* **Work instruction**
Using the excerpt on inflammatory markers, explain in one to three sentences why CRP, serum amyloid A, and fibrinogen are useful for tracking inflammation of the arterial wall.

* **Excerpt**
┏━━
Predictive value of inflammatory markers and acute phase proteins

Acute phase reactants are related to atherosclerosis in the peripheral, coronary, and extracranial brain arteries (Heinrich et al 1995; Tsch?pl et al 1997; Blum et al 1998; Buffon et al 1999; Schillinger et al 2002b, Schillinger 2003a, Schillinger 2003b). These circulating markers of inflammation reflect the activity of the disease associated with accumulation of macrophages and proliferation of endothelial cells and vascular smooth muscle cells (Haverkate et al 1997). The plasma proteins, C-reactive protein (CRP), serum amyloid A (SAA), and fibrinogen are sensitive, specific, and fast reacting markers of acute phase reaction (Pepys and Baltz 1983; Young et al 1991; Ernst 1993) and provide an indirect measure of a cytokine dependent inflammatory process of the arterial wall (Pepys 1995; Kuller et al 1996). Balloon injury and stent implantation in the peripheral vessel area have been demonstrated to induce a vascular inflammatory response at the dilated vessel segment, which is measurable by the postintervention course of serum acute phase parameters like CRP, SAA, or fibrinogen (Schillinger et al 2002c), and the severity of arterial injury during balloon injury or stent placement correlated with increased inflammation (Virmani and Farb 1999).
┗━━
* **Information provided**
┏━━
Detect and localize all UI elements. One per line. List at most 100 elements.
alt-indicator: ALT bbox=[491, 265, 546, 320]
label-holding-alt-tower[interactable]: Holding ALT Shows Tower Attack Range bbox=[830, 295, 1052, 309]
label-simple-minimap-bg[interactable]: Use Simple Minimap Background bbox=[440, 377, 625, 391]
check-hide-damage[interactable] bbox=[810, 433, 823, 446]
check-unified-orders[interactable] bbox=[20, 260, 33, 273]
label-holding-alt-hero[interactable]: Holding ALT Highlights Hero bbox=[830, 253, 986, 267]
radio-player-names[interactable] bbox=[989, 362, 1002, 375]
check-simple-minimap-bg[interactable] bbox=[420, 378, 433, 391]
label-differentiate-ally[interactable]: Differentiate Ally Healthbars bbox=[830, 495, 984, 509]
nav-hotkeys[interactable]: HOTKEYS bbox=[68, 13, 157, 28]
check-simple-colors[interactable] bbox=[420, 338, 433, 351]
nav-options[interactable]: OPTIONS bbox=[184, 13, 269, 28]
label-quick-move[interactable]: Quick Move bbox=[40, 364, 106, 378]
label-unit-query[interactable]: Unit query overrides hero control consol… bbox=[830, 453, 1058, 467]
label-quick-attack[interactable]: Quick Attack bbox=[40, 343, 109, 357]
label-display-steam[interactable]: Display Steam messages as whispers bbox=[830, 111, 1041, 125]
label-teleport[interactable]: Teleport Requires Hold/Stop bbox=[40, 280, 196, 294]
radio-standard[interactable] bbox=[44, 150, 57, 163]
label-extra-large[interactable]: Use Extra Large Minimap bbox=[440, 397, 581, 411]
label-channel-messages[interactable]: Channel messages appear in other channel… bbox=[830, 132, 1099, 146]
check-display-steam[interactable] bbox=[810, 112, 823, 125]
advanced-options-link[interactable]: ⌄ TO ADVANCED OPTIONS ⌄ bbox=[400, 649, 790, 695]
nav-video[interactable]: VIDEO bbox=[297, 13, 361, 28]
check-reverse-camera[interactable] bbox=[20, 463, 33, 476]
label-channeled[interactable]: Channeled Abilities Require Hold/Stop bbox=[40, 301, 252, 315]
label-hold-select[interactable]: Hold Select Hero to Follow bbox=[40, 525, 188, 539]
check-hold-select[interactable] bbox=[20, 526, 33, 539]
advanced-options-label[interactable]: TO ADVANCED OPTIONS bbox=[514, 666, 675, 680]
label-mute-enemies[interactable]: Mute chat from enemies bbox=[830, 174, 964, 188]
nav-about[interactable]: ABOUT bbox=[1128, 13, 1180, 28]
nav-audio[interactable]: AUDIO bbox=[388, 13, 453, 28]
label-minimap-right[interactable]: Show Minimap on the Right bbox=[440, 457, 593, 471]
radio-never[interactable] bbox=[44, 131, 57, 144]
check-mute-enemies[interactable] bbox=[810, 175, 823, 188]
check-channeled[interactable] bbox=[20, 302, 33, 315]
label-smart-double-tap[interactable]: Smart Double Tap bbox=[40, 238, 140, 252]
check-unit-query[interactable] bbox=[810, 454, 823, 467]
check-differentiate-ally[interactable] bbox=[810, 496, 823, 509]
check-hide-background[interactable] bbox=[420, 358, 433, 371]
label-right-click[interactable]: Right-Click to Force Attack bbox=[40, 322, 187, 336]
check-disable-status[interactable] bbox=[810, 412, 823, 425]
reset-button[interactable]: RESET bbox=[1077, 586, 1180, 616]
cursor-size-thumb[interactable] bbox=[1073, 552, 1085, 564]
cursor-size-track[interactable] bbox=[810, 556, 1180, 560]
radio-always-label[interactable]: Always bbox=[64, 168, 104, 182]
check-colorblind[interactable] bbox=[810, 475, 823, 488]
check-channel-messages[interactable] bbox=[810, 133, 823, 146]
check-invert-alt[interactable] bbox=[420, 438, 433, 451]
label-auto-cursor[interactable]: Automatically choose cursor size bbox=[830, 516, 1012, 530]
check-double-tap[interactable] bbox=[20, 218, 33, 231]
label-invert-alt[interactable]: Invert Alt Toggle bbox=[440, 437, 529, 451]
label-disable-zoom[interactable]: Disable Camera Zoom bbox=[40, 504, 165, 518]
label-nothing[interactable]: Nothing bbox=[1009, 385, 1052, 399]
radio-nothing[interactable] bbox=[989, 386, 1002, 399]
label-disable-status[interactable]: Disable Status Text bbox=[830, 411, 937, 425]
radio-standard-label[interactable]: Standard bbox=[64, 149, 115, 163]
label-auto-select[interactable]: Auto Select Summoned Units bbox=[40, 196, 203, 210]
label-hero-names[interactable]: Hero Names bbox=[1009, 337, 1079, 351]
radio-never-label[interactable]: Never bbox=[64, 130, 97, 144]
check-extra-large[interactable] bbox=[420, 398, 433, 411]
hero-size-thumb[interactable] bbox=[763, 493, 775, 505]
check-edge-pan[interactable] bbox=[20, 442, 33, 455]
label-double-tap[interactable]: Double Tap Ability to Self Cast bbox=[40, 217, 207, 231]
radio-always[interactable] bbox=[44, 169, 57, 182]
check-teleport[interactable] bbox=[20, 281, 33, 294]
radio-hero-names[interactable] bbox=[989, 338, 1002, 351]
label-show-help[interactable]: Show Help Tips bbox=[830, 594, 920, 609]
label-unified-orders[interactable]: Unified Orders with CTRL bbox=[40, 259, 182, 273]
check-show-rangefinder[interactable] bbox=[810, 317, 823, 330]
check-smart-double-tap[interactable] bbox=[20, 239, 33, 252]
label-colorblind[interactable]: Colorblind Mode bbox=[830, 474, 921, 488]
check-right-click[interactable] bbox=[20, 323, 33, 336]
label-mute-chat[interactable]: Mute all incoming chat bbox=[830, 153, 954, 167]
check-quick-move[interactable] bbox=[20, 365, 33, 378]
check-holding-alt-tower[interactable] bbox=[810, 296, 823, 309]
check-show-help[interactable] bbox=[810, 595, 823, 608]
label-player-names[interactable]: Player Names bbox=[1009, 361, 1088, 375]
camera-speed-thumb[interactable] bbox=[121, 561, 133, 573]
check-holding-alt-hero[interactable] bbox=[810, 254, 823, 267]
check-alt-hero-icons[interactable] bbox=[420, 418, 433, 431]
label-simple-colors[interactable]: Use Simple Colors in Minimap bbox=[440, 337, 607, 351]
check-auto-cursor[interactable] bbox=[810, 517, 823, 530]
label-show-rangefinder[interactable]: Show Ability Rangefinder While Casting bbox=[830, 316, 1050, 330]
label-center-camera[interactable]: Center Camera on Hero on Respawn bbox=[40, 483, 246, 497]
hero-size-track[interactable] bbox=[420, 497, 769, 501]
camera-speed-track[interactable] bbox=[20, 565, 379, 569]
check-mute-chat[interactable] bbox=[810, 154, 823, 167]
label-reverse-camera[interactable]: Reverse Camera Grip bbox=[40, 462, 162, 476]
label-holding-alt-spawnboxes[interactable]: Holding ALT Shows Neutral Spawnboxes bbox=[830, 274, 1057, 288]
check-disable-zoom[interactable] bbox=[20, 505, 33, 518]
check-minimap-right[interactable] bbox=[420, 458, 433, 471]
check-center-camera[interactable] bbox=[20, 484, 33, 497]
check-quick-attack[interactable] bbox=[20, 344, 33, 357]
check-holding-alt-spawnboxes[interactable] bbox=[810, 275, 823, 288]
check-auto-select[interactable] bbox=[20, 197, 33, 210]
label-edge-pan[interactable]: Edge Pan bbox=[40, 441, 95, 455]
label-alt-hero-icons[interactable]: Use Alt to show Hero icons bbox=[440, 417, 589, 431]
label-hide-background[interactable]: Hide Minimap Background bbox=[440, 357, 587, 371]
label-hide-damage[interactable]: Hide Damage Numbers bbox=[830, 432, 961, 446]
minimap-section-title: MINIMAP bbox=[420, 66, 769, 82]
┗━━
* **Your solution**
CRP, serum amyloid A (SAA), and fibrinogen are sensitive, specific, and fast-reacting markers of the acute phase reaction. They give an indirect measure of the cytokine-dependent inflammatory process in the arterial wall. Their postintervention course can therefore show the vascular inflammatory response that balloon injury and stent implantation cause at the dilated segment.